INSTRUCTION - Show every line in the entries below where the word "Francisco" appears.

STORED ROWS -
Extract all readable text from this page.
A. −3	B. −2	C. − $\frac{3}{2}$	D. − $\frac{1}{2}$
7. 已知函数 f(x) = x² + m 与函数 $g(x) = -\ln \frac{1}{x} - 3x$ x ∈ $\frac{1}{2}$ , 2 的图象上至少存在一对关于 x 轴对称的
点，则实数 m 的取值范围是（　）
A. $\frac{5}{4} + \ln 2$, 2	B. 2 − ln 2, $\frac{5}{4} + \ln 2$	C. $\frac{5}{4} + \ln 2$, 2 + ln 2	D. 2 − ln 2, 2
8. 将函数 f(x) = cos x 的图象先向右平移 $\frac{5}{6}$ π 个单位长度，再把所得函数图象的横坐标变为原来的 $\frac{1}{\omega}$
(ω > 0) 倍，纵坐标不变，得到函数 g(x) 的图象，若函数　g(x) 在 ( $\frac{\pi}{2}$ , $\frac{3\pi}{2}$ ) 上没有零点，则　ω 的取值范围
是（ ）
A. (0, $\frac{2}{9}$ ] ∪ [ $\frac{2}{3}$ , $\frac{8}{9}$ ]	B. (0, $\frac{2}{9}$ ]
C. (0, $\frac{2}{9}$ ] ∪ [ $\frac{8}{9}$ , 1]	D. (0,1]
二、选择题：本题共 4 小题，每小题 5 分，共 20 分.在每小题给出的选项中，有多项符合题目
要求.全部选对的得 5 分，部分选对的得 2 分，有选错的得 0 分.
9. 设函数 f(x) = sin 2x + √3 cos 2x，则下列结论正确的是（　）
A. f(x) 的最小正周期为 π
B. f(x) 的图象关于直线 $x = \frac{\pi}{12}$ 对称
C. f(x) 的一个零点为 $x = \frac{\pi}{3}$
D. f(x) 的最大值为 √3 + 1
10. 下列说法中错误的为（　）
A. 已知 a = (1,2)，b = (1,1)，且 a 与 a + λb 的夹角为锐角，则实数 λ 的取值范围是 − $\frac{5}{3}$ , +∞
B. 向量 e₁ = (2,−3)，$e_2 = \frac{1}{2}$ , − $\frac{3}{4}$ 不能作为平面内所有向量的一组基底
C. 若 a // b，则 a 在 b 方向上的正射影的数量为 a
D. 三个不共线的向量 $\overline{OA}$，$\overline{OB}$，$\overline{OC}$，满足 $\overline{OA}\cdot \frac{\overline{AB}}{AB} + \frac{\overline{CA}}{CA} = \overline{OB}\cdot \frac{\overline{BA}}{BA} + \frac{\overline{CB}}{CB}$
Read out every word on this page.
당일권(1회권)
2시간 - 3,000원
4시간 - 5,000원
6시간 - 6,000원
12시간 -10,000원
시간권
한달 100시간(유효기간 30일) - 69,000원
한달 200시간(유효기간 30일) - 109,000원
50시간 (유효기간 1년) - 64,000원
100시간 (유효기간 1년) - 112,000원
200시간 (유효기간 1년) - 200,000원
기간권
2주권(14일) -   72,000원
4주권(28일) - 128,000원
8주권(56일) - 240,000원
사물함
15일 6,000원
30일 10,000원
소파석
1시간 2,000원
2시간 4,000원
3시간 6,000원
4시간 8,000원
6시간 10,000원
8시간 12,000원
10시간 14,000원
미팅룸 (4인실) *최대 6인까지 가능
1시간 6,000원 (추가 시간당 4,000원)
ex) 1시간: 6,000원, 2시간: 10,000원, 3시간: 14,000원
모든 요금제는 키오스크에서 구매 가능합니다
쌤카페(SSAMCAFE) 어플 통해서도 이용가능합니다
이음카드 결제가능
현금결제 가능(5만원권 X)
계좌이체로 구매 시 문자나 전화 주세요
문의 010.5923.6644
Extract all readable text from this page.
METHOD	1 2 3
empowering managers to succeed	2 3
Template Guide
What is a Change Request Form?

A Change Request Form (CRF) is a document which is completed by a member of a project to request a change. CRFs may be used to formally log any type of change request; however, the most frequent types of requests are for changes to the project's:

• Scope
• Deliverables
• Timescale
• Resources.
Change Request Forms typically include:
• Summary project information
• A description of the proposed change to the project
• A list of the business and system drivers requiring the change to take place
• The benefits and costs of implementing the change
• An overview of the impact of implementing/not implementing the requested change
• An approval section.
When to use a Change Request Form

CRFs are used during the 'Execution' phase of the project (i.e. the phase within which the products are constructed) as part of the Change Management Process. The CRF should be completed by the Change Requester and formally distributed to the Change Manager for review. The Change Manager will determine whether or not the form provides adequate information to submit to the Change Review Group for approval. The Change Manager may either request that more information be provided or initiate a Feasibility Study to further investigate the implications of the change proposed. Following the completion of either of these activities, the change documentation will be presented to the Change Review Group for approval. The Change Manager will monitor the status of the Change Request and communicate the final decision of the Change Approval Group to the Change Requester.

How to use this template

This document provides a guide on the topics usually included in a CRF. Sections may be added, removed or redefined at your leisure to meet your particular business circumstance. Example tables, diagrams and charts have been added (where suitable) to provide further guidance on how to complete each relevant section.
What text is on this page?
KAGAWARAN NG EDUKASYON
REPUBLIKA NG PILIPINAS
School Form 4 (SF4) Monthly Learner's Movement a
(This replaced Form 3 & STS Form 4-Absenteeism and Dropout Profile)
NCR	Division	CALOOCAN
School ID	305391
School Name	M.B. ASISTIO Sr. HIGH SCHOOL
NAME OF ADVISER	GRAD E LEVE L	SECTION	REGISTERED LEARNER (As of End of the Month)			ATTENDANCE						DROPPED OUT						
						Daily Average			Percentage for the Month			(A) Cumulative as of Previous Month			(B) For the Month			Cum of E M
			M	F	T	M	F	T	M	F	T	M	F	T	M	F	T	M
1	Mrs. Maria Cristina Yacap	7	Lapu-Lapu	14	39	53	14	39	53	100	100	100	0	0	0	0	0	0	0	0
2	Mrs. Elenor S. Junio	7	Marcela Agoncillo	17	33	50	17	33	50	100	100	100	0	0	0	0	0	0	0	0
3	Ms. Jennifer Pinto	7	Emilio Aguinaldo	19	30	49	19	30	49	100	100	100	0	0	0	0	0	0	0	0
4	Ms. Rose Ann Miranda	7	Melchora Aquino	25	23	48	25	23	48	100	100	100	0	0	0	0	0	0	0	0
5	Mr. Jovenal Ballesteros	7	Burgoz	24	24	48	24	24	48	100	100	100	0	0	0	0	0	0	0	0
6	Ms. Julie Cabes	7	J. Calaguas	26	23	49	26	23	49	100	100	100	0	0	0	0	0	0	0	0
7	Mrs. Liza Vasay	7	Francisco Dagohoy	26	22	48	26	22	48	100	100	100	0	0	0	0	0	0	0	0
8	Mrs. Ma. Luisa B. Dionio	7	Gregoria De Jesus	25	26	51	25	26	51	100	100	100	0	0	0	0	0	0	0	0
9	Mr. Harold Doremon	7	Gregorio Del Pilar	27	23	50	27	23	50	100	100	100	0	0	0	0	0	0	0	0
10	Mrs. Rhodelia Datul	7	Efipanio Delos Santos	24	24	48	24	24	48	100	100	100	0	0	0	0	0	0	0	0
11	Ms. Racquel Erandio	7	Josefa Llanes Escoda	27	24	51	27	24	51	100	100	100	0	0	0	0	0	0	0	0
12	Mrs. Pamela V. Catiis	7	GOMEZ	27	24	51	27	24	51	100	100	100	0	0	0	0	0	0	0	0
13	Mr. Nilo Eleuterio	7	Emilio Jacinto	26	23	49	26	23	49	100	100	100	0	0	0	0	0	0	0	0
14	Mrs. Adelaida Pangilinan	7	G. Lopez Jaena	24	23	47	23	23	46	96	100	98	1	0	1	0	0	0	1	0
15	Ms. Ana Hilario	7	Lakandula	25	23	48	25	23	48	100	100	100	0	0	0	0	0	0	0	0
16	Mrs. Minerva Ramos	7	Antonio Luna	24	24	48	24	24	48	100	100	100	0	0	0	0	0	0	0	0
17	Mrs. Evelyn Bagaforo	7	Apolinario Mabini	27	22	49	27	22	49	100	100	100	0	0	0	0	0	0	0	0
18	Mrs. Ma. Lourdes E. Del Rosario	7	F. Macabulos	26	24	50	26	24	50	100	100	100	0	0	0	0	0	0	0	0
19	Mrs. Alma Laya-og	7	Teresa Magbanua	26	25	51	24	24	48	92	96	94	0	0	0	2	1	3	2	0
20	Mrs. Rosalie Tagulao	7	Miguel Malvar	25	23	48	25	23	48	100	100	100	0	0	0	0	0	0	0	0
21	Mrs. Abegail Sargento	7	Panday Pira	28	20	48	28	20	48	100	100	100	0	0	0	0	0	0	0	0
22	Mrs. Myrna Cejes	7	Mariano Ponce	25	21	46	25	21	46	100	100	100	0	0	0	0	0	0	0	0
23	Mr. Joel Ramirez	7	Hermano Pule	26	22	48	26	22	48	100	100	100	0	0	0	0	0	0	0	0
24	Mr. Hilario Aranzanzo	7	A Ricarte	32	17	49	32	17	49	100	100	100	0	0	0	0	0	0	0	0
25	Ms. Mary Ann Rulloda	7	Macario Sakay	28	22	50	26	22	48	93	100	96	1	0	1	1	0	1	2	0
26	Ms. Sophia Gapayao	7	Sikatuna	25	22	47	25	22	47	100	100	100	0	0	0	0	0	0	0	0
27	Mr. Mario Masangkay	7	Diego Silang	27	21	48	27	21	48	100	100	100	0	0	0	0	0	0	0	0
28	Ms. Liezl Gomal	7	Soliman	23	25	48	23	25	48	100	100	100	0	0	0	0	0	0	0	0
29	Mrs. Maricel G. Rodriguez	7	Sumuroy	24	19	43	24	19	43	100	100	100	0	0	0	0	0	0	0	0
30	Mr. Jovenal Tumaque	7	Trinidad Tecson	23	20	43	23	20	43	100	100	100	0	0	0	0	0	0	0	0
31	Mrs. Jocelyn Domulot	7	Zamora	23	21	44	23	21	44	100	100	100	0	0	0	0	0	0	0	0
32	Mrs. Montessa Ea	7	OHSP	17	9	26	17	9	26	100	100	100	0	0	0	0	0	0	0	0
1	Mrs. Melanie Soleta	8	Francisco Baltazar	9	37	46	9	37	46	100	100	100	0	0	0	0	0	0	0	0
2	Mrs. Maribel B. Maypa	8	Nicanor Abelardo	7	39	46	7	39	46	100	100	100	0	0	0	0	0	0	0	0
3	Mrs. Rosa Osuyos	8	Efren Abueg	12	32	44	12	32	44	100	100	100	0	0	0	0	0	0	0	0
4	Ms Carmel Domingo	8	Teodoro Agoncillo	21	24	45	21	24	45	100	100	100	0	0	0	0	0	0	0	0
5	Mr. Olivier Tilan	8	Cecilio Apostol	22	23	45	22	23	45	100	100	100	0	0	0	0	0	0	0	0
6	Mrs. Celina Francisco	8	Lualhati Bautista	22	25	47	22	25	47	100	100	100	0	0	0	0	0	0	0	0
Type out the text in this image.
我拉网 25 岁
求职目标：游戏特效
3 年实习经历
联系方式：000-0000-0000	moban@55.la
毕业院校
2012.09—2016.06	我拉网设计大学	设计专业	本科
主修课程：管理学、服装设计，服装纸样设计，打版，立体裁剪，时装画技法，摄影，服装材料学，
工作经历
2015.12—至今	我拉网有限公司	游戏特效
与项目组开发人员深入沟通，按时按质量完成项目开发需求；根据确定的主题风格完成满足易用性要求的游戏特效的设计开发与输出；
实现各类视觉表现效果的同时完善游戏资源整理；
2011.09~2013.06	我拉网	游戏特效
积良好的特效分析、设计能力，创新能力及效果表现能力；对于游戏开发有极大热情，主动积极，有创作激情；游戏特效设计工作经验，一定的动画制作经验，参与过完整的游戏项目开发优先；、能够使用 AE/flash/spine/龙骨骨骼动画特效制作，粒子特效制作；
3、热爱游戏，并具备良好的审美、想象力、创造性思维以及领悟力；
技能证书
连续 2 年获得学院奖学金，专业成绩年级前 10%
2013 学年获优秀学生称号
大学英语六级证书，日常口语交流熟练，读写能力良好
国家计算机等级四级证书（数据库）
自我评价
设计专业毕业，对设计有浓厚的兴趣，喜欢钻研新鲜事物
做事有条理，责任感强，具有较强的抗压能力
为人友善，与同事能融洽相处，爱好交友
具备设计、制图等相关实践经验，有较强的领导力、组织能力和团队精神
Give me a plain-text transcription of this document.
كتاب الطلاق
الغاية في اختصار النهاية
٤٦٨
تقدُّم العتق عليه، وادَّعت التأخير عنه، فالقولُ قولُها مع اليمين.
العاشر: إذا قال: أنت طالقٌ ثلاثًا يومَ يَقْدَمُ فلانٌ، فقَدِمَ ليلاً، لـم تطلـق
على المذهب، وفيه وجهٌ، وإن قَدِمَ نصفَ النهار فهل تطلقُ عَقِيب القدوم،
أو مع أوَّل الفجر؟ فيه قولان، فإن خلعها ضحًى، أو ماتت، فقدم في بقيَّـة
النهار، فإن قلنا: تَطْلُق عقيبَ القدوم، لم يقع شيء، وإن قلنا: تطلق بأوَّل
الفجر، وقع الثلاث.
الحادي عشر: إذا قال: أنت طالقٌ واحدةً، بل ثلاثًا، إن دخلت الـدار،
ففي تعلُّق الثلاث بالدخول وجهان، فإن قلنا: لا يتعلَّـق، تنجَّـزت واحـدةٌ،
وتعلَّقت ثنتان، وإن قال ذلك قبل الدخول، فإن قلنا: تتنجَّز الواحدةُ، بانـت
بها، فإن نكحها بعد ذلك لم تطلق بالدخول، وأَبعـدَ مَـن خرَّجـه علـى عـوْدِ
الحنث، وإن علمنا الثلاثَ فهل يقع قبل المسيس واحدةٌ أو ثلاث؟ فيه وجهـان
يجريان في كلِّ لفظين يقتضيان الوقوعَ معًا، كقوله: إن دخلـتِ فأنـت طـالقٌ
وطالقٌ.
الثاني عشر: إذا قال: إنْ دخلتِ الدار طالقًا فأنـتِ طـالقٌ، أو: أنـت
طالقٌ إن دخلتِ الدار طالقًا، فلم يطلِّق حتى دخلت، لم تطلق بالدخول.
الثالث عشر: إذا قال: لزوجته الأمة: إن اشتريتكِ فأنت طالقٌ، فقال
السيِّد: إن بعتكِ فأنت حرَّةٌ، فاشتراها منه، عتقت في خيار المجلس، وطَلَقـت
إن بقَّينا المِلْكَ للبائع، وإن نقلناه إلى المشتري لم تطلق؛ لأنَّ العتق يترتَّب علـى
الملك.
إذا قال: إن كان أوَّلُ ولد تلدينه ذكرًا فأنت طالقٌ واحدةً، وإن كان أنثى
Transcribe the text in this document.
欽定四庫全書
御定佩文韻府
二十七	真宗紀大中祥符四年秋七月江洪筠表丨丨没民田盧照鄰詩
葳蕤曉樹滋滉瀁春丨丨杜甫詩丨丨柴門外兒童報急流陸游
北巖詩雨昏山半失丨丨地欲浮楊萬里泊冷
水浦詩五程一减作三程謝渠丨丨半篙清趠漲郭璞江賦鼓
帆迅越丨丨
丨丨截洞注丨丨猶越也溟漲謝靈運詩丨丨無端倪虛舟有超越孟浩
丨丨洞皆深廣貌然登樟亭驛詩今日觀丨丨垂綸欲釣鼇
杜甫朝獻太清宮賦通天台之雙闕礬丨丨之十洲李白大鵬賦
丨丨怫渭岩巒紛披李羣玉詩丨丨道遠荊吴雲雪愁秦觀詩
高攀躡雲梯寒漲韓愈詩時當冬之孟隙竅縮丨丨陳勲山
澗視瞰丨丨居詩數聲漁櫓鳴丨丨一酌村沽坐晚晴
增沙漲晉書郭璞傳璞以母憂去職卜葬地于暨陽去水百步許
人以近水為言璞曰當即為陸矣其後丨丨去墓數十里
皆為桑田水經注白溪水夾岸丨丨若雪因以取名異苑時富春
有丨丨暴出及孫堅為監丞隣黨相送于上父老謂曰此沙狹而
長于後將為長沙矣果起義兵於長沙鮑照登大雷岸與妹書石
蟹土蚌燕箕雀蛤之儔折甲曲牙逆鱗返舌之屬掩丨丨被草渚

SOLVED EXERCISE -
7	Mrs. Liza Vasay	7	Francisco Dagohoy	26	22	48	26	22	48	100	100	100	0	0	0	0	0	0	0	0
1	Mrs. Melanie Soleta	8	Francisco Baltazar	9	37	46	9	37	46	100	100	100	0	0	0	0	0	0	0	0
6	Mrs. Celina Francisco	8	Lualhati Bautista	22	25	47	22	25	47	100	100	100	0	0	0	0	0	0	0	0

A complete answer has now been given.